■ GIVEN REQUEST:
Copy out the data word for word, starting at its first line and ending at the line that contains "value-label: 40,7 [307,232,334,244]", with both of those lines included.
>> begin EXCERPTED RECORDS
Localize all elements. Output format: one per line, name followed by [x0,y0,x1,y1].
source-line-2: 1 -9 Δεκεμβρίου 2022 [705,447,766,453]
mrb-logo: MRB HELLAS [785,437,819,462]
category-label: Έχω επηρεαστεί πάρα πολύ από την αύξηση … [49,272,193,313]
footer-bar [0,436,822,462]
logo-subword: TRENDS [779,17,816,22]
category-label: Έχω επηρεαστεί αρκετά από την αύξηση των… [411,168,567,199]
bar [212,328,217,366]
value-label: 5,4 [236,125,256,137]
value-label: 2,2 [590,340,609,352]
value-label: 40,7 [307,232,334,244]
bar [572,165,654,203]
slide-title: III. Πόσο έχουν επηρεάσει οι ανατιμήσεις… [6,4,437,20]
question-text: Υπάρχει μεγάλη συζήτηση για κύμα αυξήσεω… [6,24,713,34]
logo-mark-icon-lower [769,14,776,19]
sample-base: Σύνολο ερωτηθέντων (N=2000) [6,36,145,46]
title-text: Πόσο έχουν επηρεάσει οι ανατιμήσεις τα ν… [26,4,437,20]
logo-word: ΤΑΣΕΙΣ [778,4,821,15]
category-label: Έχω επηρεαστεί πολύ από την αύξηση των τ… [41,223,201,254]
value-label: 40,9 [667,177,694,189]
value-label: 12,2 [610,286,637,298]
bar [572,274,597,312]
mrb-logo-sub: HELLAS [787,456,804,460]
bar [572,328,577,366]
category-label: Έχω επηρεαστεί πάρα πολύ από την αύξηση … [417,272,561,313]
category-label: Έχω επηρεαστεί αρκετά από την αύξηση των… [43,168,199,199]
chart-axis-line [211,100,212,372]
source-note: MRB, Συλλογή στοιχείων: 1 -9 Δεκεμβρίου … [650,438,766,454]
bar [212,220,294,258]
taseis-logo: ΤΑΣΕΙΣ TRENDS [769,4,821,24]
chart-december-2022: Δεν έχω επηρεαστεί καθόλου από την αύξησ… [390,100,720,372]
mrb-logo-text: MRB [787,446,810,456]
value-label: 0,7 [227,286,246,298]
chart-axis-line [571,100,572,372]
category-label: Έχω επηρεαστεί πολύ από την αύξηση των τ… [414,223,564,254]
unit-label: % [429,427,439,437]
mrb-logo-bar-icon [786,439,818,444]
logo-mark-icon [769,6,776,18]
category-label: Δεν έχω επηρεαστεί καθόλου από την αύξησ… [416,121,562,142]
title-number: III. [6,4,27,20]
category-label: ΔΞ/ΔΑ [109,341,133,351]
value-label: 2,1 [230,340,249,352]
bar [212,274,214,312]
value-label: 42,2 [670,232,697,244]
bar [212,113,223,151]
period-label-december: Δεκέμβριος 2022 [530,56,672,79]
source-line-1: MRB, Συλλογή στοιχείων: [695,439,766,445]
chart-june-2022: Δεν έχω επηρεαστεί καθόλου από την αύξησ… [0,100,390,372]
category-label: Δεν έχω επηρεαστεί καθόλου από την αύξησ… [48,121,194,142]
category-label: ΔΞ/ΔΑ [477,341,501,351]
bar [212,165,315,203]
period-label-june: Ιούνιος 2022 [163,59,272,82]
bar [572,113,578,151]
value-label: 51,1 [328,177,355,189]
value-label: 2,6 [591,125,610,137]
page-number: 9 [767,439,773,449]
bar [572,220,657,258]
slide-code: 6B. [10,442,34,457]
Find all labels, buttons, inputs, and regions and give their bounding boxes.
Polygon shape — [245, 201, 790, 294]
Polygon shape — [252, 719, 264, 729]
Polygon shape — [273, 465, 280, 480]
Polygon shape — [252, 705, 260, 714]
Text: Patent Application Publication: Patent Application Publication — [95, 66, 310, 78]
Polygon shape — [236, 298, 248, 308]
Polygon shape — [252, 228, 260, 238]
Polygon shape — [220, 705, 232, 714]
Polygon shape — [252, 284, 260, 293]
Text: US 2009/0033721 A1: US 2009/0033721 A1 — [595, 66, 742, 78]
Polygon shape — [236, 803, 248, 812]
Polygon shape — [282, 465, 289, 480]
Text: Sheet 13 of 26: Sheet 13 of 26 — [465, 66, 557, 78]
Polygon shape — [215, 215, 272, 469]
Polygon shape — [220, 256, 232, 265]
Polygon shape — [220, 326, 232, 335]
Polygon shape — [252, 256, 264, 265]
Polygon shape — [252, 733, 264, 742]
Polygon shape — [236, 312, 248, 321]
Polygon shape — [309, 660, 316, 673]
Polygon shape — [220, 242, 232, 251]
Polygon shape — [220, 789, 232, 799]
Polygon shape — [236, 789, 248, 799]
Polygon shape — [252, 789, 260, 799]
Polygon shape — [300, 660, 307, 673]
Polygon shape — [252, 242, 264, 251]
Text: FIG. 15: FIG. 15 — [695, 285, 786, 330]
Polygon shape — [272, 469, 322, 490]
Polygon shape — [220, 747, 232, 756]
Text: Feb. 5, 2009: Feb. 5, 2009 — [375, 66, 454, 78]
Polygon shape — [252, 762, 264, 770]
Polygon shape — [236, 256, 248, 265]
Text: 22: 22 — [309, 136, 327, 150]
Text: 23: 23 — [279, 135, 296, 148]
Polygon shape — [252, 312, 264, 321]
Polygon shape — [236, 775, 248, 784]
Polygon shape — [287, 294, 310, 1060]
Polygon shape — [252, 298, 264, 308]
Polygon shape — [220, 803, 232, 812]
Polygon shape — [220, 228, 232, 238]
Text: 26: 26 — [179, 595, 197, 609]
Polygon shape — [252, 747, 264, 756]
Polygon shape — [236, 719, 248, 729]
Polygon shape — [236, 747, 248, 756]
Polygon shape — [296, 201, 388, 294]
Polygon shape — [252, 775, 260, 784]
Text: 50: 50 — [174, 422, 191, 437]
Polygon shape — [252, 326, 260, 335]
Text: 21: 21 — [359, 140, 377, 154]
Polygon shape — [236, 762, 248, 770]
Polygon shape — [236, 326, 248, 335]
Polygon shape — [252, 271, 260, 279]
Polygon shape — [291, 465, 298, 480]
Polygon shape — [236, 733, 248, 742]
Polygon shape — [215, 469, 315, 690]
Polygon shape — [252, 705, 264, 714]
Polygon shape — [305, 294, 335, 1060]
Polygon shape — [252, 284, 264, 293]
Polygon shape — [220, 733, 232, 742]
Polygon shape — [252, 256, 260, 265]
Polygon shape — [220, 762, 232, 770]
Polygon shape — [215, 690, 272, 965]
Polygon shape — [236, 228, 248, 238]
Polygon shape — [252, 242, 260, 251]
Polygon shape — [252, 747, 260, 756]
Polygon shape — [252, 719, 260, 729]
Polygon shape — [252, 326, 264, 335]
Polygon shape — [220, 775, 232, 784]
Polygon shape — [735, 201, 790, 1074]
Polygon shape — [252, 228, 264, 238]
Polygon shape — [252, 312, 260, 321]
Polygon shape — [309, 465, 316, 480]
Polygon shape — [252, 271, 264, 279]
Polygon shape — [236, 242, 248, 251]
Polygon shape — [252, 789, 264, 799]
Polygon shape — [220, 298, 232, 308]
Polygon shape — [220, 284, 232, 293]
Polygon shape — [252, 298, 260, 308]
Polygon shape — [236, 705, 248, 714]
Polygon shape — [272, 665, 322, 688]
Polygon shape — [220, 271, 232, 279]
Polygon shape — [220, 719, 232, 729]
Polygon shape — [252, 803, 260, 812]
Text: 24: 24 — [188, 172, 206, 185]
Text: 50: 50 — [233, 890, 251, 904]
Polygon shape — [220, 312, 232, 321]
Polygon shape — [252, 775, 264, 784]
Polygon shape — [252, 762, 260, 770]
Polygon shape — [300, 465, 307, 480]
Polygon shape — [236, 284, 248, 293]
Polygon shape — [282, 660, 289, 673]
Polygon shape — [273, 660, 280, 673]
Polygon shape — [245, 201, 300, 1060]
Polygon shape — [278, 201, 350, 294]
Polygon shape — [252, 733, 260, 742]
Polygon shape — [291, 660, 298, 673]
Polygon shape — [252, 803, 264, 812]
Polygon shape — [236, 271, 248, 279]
>> end EXCERPTED RECORDS
■ SOLUTION TO THE EXERCISE:
Localize all elements. Output format: one per line, name followed by [x0,y0,x1,y1].
source-line-2: 1 -9 Δεκεμβρίου 2022 [705,447,766,453]
mrb-logo: MRB HELLAS [785,437,819,462]
category-label: Έχω επηρεαστεί πάρα πολύ από την αύξηση … [49,272,193,313]
footer-bar [0,436,822,462]
logo-subword: TRENDS [779,17,816,22]
category-label: Έχω επηρεαστεί αρκετά από την αύξηση των… [411,168,567,199]
bar [212,328,217,366]
value-label: 5,4 [236,125,256,137]
value-label: 2,2 [590,340,609,352]
value-label: 40,7 [307,232,334,244]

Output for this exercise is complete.